-- BEGIN Records for the exercise --

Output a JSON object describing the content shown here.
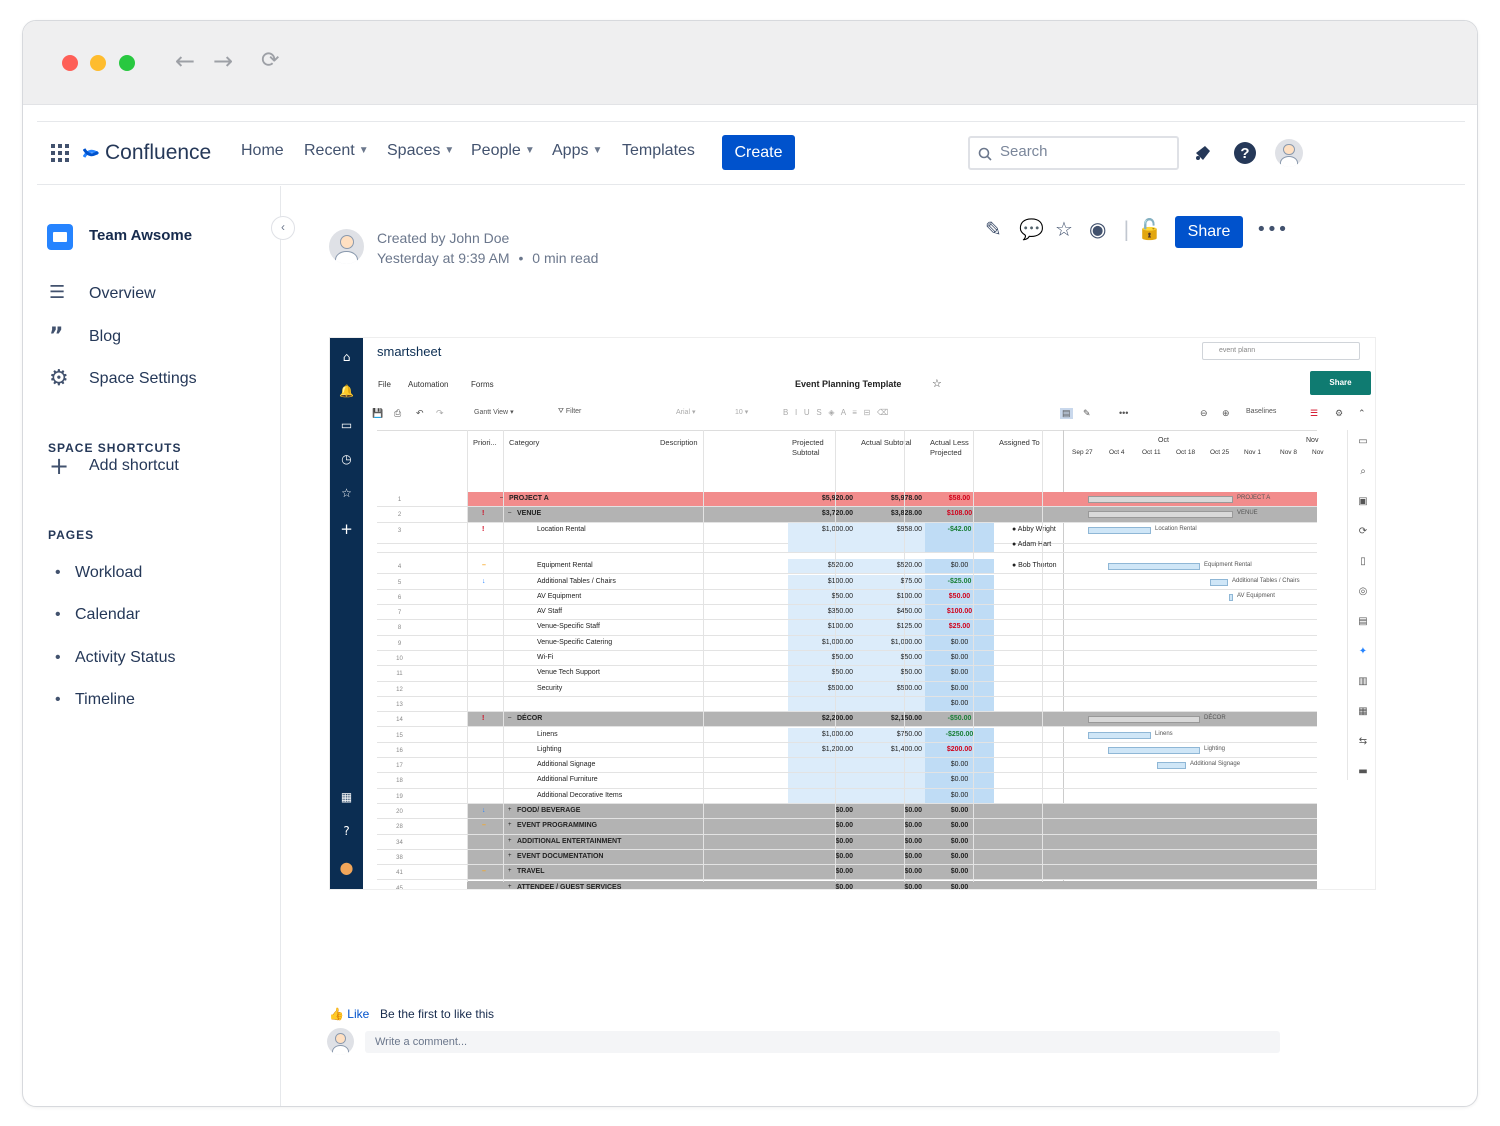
{
  "browser": {
    "back": "←",
    "forward": "→",
    "reload": "⟳"
  },
  "nav": {
    "logo": "Confluence",
    "home": "Home",
    "recent": "Recent",
    "spaces": "Spaces",
    "people": "People",
    "apps": "Apps",
    "templates": "Templates",
    "create": "Create",
    "search_placeholder": "Search"
  },
  "sidebar": {
    "space_name": "Team Awsome",
    "items": [
      {
        "label": "Overview"
      },
      {
        "label": "Blog"
      },
      {
        "label": "Space Settings"
      }
    ],
    "shortcuts_head": "SPACE SHORTCUTS",
    "add_shortcut": "Add shortcut",
    "pages_head": "PAGES",
    "pages": [
      {
        "label": "Workload"
      },
      {
        "label": "Calendar"
      },
      {
        "label": "Activity Status"
      },
      {
        "label": "Timeline"
      }
    ]
  },
  "page": {
    "created_by": "Created by John Doe",
    "timestamp": "Yesterday at 9:39 AM",
    "read_time": "0 min read",
    "share": "Share"
  },
  "smartsheet": {
    "brand": "smartsheet",
    "search_value": "event plann",
    "menu": [
      "File",
      "Automation",
      "Forms"
    ],
    "title": "Event Planning Template",
    "share": "Share",
    "toolbar": {
      "view": "Gantt View",
      "filter": "Filter",
      "font": "Arial",
      "size": "10",
      "baselines": "Baselines"
    },
    "headers": {
      "priority": "Priori...",
      "category": "Category",
      "description": "Description",
      "projected": "Projected Subtotal",
      "actual": "Actual Subtotal",
      "actual_less": "Actual Less Projected",
      "assigned": "Assigned To"
    },
    "gantt_months": [
      "Oct",
      "Nov"
    ],
    "gantt_weeks": [
      "Sep 27",
      "Oct 4",
      "Oct 11",
      "Oct 18",
      "Oct 25",
      "Nov 1",
      "Nov 8",
      "Nov"
    ],
    "rows": [
      {
        "n": "1",
        "cat": "PROJECT A",
        "ps": "$5,920.00",
        "as": "$5,978.00",
        "alp": "$58.00",
        "bar": "PROJECT A",
        "kind": "proj"
      },
      {
        "n": "2",
        "cat": "VENUE",
        "ps": "$3,720.00",
        "as": "$3,828.00",
        "alp": "$108.00",
        "bar": "VENUE",
        "kind": "group",
        "pri": "!"
      },
      {
        "n": "3",
        "cat": "Location Rental",
        "ps": "$1,000.00",
        "as": "$958.00",
        "alp": "-$42.00",
        "bar": "Location Rental",
        "kind": "child",
        "pri": "!",
        "asg": "Abby Wright"
      },
      {
        "n": "",
        "cat": "",
        "ps": "",
        "as": "",
        "alp": "",
        "bar": "",
        "kind": "child",
        "asg": "Adam Hart"
      },
      {
        "n": "4",
        "cat": "Equipment Rental",
        "ps": "$520.00",
        "as": "$520.00",
        "alp": "$0.00",
        "bar": "Equipment Rental",
        "kind": "child",
        "pri": "–",
        "asg": "Bob Thorton"
      },
      {
        "n": "5",
        "cat": "Additional Tables / Chairs",
        "ps": "$100.00",
        "as": "$75.00",
        "alp": "-$25.00",
        "bar": "Additional Tables / Chairs",
        "kind": "child",
        "pri": "↓"
      },
      {
        "n": "6",
        "cat": "AV Equipment",
        "ps": "$50.00",
        "as": "$100.00",
        "alp": "$50.00",
        "bar": "AV Equipment",
        "kind": "child"
      },
      {
        "n": "7",
        "cat": "AV Staff",
        "ps": "$350.00",
        "as": "$450.00",
        "alp": "$100.00",
        "bar": "",
        "kind": "child"
      },
      {
        "n": "8",
        "cat": "Venue-Specific Staff",
        "ps": "$100.00",
        "as": "$125.00",
        "alp": "$25.00",
        "bar": "",
        "kind": "child"
      },
      {
        "n": "9",
        "cat": "Venue-Specific Catering",
        "ps": "$1,000.00",
        "as": "$1,000.00",
        "alp": "$0.00",
        "bar": "",
        "kind": "child"
      },
      {
        "n": "10",
        "cat": "Wi-Fi",
        "ps": "$50.00",
        "as": "$50.00",
        "alp": "$0.00",
        "bar": "",
        "kind": "child"
      },
      {
        "n": "11",
        "cat": "Venue Tech Support",
        "ps": "$50.00",
        "as": "$50.00",
        "alp": "$0.00",
        "bar": "",
        "kind": "child"
      },
      {
        "n": "12",
        "cat": "Security",
        "ps": "$500.00",
        "as": "$500.00",
        "alp": "$0.00",
        "bar": "",
        "kind": "child"
      },
      {
        "n": "13",
        "cat": "",
        "ps": "",
        "as": "",
        "alp": "$0.00",
        "bar": "",
        "kind": "child"
      },
      {
        "n": "14",
        "cat": "DÉCOR",
        "ps": "$2,200.00",
        "as": "$2,150.00",
        "alp": "-$50.00",
        "bar": "DÉCOR",
        "kind": "group",
        "pri": "!"
      },
      {
        "n": "15",
        "cat": "Linens",
        "ps": "$1,000.00",
        "as": "$750.00",
        "alp": "-$250.00",
        "bar": "Linens",
        "kind": "child"
      },
      {
        "n": "16",
        "cat": "Lighting",
        "ps": "$1,200.00",
        "as": "$1,400.00",
        "alp": "$200.00",
        "bar": "Lighting",
        "kind": "child"
      },
      {
        "n": "17",
        "cat": "Additional Signage",
        "ps": "",
        "as": "",
        "alp": "$0.00",
        "bar": "Additional Signage",
        "kind": "child"
      },
      {
        "n": "18",
        "cat": "Additional Furniture",
        "ps": "",
        "as": "",
        "alp": "$0.00",
        "bar": "",
        "kind": "child"
      },
      {
        "n": "19",
        "cat": "Additional Decorative Items",
        "ps": "",
        "as": "",
        "alp": "$0.00",
        "bar": "",
        "kind": "child"
      },
      {
        "n": "20",
        "cat": "FOOD/ BEVERAGE",
        "ps": "$0.00",
        "as": "$0.00",
        "alp": "$0.00",
        "bar": "",
        "kind": "collapsed",
        "pri": "↓"
      },
      {
        "n": "28",
        "cat": "EVENT PROGRAMMING",
        "ps": "$0.00",
        "as": "$0.00",
        "alp": "$0.00",
        "bar": "",
        "kind": "collapsed",
        "pri": "–"
      },
      {
        "n": "34",
        "cat": "ADDITIONAL ENTERTAINMENT",
        "ps": "$0.00",
        "as": "$0.00",
        "alp": "$0.00",
        "bar": "",
        "kind": "collapsed"
      },
      {
        "n": "38",
        "cat": "EVENT DOCUMENTATION",
        "ps": "$0.00",
        "as": "$0.00",
        "alp": "$0.00",
        "bar": "",
        "kind": "collapsed"
      },
      {
        "n": "41",
        "cat": "TRAVEL",
        "ps": "$0.00",
        "as": "$0.00",
        "alp": "$0.00",
        "bar": "",
        "kind": "collapsed",
        "pri": "–"
      },
      {
        "n": "45",
        "cat": "ATTENDEE / GUEST SERVICES",
        "ps": "$0.00",
        "as": "$0.00",
        "alp": "$0.00",
        "bar": "",
        "kind": "collapsed"
      }
    ]
  },
  "footer": {
    "like": "Like",
    "like_text": "Be the first to like this",
    "comment_placeholder": "Write a comment..."
  },
  "colors": {
    "primary": "#0052cc",
    "rail": "#0b2d52",
    "project_row": "#f28c8c",
    "group_row": "#b3b3b3",
    "projected_col": "#dcecfa",
    "negative": "#1a7f37",
    "positive": "#d0021b"
  }
}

-- END Records for the exercise --

Repeat each entry above word for word, leaving every picture out.

Output a JSON object describing the content shown here.
{
  "browser": {
    "back": "←",
    "forward": "→",
    "reload": "⟳"
  },
  "nav": {
    "logo": "Confluence",
    "home": "Home",
    "recent": "Recent",
    "spaces": "Spaces",
    "people": "People",
    "apps": "Apps",
    "templates": "Templates",
    "create": "Create",
    "search_placeholder": "Search"
  },
  "sidebar": {
    "space_name": "Team Awsome",
    "items": [
      {
        "label": "Overview"
      },
      {
        "label": "Blog"
      },
      {
        "label": "Space Settings"
      }
    ],
    "shortcuts_head": "SPACE SHORTCUTS",
    "add_shortcut": "Add shortcut",
    "pages_head": "PAGES",
    "pages": [
      {
        "label": "Workload"
      },
      {
        "label": "Calendar"
      },
      {
        "label": "Activity Status"
      },
      {
        "label": "Timeline"
      }
    ]
  },
  "page": {
    "created_by": "Created by John Doe",
    "timestamp": "Yesterday at 9:39 AM",
    "read_time": "0 min read",
    "share": "Share"
  },
  "smartsheet": {
    "brand": "smartsheet",
    "search_value": "event plann",
    "menu": [
      "File",
      "Automation",
      "Forms"
    ],
    "title": "Event Planning Template",
    "share": "Share",
    "toolbar": {
      "view": "Gantt View",
      "filter": "Filter",
      "font": "Arial",
      "size": "10",
      "baselines": "Baselines"
    },
    "headers": {
      "priority": "Priori...",
      "category": "Category",
      "description": "Description",
      "projected": "Projected Subtotal",
      "actual": "Actual Subtotal",
      "actual_less": "Actual Less Projected",
      "assigned": "Assigned To"
    },
    "gantt_months": [
      "Oct",
      "Nov"
    ],
    "gantt_weeks": [
      "Sep 27",
      "Oct 4",
      "Oct 11",
      "Oct 18",
      "Oct 25",
      "Nov 1",
      "Nov 8",
      "Nov"
    ],
    "rows": [
      {
        "n": "1",
        "cat": "PROJECT A",
        "ps": "$5,920.00",
        "as": "$5,978.00",
        "alp": "$58.00",
        "bar": "PROJECT A",
        "kind": "proj"
      },
      {
        "n": "2",
        "cat": "VENUE",
        "ps": "$3,720.00",
        "as": "$3,828.00",
        "alp": "$108.00",
        "bar": "VENUE",
        "kind": "group",
        "pri": "!"
      },
      {
        "n": "3",
        "cat": "Location Rental",
        "ps": "$1,000.00",
        "as": "$958.00",
        "alp": "-$42.00",
        "bar": "Location Rental",
        "kind": "child",
        "pri": "!",
        "asg": "Abby Wright"
      },
      {
        "n": "",
        "cat": "",
        "ps": "",
        "as": "",
        "alp": "",
        "bar": "",
        "kind": "child",
        "asg": "Adam Hart"
      },
      {
        "n": "4",
        "cat": "Equipment Rental",
        "ps": "$520.00",
        "as": "$520.00",
        "alp": "$0.00",
        "bar": "Equipment Rental",
        "kind": "child",
        "pri": "–",
        "asg": "Bob Thorton"
      },
      {
        "n": "5",
        "cat": "Additional Tables / Chairs",
        "ps": "$100.00",
        "as": "$75.00",
        "alp": "-$25.00",
        "bar": "Additional Tables / Chairs",
        "kind": "child",
        "pri": "↓"
      },
      {
        "n": "6",
        "cat": "AV Equipment",
        "ps": "$50.00",
        "as": "$100.00",
        "alp": "$50.00",
        "bar": "AV Equipment",
        "kind": "child"
      },
      {
        "n": "7",
        "cat": "AV Staff",
        "ps": "$350.00",
        "as": "$450.00",
        "alp": "$100.00",
        "bar": "",
        "kind": "child"
      },
      {
        "n": "8",
        "cat": "Venue-Specific Staff",
        "ps": "$100.00",
        "as": "$125.00",
        "alp": "$25.00",
        "bar": "",
        "kind": "child"
      },
      {
        "n": "9",
        "cat": "Venue-Specific Catering",
        "ps": "$1,000.00",
        "as": "$1,000.00",
        "alp": "$0.00",
        "bar": "",
        "kind": "child"
      },
      {
        "n": "10",
        "cat": "Wi-Fi",
        "ps": "$50.00",
        "as": "$50.00",
        "alp": "$0.00",
        "bar": "",
        "kind": "child"
      },
      {
        "n": "11",
        "cat": "Venue Tech Support",
        "ps": "$50.00",
        "as": "$50.00",
        "alp": "$0.00",
        "bar": "",
        "kind": "child"
      },
      {
        "n": "12",
        "cat": "Security",
        "ps": "$500.00",
        "as": "$500.00",
        "alp": "$0.00",
        "bar": "",
        "kind": "child"
      },
      {
        "n": "13",
        "cat": "",
        "ps": "",
        "as": "",
        "alp": "$0.00",
        "bar": "",
        "kind": "child"
      },
      {
        "n": "14",
        "cat": "DÉCOR",
        "ps": "$2,200.00",
        "as": "$2,150.00",
        "alp": "-$50.00",
        "bar": "DÉCOR",
        "kind": "group",
        "pri": "!"
      },
      {
        "n": "15",
        "cat": "Linens",
        "ps": "$1,000.00",
        "as": "$750.00",
        "alp": "-$250.00",
        "bar": "Linens",
        "kind": "child"
      },
      {
        "n": "16",
        "cat": "Lighting",
        "ps": "$1,200.00",
        "as": "$1,400.00",
        "alp": "$200.00",
        "bar": "Lighting",
        "kind": "child"
      },
      {
        "n": "17",
        "cat": "Additional Signage",
        "ps": "",
        "as": "",
        "alp": "$0.00",
        "bar": "Additional Signage",
        "kind": "child"
      },
      {
        "n": "18",
        "cat": "Additional Furniture",
        "ps": "",
        "as": "",
        "alp": "$0.00",
        "bar": "",
        "kind": "child"
      },
      {
        "n": "19",
        "cat": "Additional Decorative Items",
        "ps": "",
        "as": "",
        "alp": "$0.00",
        "bar": "",
        "kind": "child"
      },
      {
        "n": "20",
        "cat": "FOOD/ BEVERAGE",
        "ps": "$0.00",
        "as": "$0.00",
        "alp": "$0.00",
        "bar": "",
        "kind": "collapsed",
        "pri": "↓"
      },
      {
        "n": "28",
        "cat": "EVENT PROGRAMMING",
        "ps": "$0.00",
        "as": "$0.00",
        "alp": "$0.00",
        "bar": "",
        "kind": "collapsed",
        "pri": "–"
      },
      {
        "n": "34",
        "cat": "ADDITIONAL ENTERTAINMENT",
        "ps": "$0.00",
        "as": "$0.00",
        "alp": "$0.00",
        "bar": "",
        "kind": "collapsed"
      },
      {
        "n": "38",
        "cat": "EVENT DOCUMENTATION",
        "ps": "$0.00",
        "as": "$0.00",
        "alp": "$0.00",
        "bar": "",
        "kind": "collapsed"
      },
      {
        "n": "41",
        "cat": "TRAVEL",
        "ps": "$0.00",
        "as": "$0.00",
        "alp": "$0.00",
        "bar": "",
        "kind": "collapsed",
        "pri": "–"
      },
      {
        "n": "45",
        "cat": "ATTENDEE / GUEST SERVICES",
        "ps": "$0.00",
        "as": "$0.00",
        "alp": "$0.00",
        "bar": "",
        "kind": "collapsed"
      }
    ]
  },
  "footer": {
    "like": "Like",
    "like_text": "Be the first to like this",
    "comment_placeholder": "Write a comment..."
  },
  "colors": {
    "primary": "#0052cc",
    "rail": "#0b2d52",
    "project_row": "#f28c8c",
    "group_row": "#b3b3b3",
    "projected_col": "#dcecfa",
    "negative": "#1a7f37",
    "positive": "#d0021b"
  }
}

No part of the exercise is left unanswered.